(Data records)
┌──

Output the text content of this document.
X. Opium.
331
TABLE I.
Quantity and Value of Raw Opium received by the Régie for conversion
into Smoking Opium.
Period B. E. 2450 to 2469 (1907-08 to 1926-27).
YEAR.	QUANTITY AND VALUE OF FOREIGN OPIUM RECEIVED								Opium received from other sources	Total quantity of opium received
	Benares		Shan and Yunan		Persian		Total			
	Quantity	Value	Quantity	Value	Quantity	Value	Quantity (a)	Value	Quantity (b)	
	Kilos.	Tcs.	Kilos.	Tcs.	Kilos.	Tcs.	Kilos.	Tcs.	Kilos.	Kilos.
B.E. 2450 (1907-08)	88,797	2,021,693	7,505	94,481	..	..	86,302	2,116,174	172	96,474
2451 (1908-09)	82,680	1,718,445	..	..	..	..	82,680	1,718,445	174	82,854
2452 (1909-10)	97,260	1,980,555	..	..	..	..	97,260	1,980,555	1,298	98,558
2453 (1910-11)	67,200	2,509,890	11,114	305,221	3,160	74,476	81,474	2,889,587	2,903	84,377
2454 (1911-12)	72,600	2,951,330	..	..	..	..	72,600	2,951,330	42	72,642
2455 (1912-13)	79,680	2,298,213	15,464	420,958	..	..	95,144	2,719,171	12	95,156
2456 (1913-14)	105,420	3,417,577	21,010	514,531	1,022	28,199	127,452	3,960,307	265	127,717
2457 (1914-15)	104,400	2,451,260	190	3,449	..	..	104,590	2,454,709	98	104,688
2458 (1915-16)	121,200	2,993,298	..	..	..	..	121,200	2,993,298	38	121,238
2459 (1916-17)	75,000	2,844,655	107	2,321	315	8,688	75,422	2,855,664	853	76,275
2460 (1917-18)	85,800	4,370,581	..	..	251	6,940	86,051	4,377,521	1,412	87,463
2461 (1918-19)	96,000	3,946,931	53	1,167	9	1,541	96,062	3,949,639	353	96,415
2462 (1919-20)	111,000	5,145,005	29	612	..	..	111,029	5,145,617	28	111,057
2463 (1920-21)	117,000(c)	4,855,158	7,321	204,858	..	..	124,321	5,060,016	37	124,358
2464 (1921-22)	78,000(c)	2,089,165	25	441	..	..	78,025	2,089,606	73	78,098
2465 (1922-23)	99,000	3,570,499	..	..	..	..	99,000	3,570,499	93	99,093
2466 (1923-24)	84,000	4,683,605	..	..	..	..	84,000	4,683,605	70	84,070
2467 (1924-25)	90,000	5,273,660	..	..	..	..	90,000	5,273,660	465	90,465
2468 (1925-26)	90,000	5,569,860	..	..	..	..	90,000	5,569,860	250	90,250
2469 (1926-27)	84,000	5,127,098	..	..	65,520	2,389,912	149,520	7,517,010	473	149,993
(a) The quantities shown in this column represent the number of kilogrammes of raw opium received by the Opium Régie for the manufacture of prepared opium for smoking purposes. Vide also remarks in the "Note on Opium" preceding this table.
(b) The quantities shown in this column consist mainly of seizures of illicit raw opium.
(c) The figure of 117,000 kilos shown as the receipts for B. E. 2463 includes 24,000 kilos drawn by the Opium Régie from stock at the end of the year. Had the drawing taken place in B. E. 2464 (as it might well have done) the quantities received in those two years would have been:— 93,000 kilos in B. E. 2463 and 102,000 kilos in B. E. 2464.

└──

_Request:_ Using the entries above, state how many lines include the word "shown", with no other words.

_Exercise response:_ 3